═════ Listing

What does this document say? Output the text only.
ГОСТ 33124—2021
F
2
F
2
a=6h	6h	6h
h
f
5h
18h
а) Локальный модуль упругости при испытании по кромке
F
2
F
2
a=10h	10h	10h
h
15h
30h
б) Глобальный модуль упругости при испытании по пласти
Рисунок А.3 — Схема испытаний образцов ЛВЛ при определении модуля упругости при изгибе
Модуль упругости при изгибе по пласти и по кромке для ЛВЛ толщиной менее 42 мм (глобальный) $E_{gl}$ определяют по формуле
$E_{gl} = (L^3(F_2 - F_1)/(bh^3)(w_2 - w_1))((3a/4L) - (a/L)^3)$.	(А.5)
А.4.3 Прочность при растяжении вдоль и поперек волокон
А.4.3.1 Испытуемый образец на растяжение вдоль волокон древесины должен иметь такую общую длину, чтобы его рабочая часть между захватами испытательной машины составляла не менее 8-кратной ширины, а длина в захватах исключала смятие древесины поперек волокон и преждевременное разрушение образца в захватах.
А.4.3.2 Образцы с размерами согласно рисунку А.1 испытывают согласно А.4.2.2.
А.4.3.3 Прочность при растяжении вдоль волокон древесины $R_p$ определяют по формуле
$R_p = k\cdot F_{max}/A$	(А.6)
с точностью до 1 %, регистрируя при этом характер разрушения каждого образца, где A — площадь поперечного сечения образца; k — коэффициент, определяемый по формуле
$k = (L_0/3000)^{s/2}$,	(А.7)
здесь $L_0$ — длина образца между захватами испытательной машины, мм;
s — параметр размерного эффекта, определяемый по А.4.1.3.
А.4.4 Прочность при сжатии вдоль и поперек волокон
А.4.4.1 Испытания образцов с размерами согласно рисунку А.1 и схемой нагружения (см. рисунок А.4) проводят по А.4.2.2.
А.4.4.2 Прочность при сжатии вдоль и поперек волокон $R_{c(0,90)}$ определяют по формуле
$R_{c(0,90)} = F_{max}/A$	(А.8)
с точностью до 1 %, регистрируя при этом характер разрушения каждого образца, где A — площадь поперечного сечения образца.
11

══════════

▸ **What the task requires**
Your answer should be only a number: how many lines of the data above contain the string "определяют"?

▸ **Full output**
3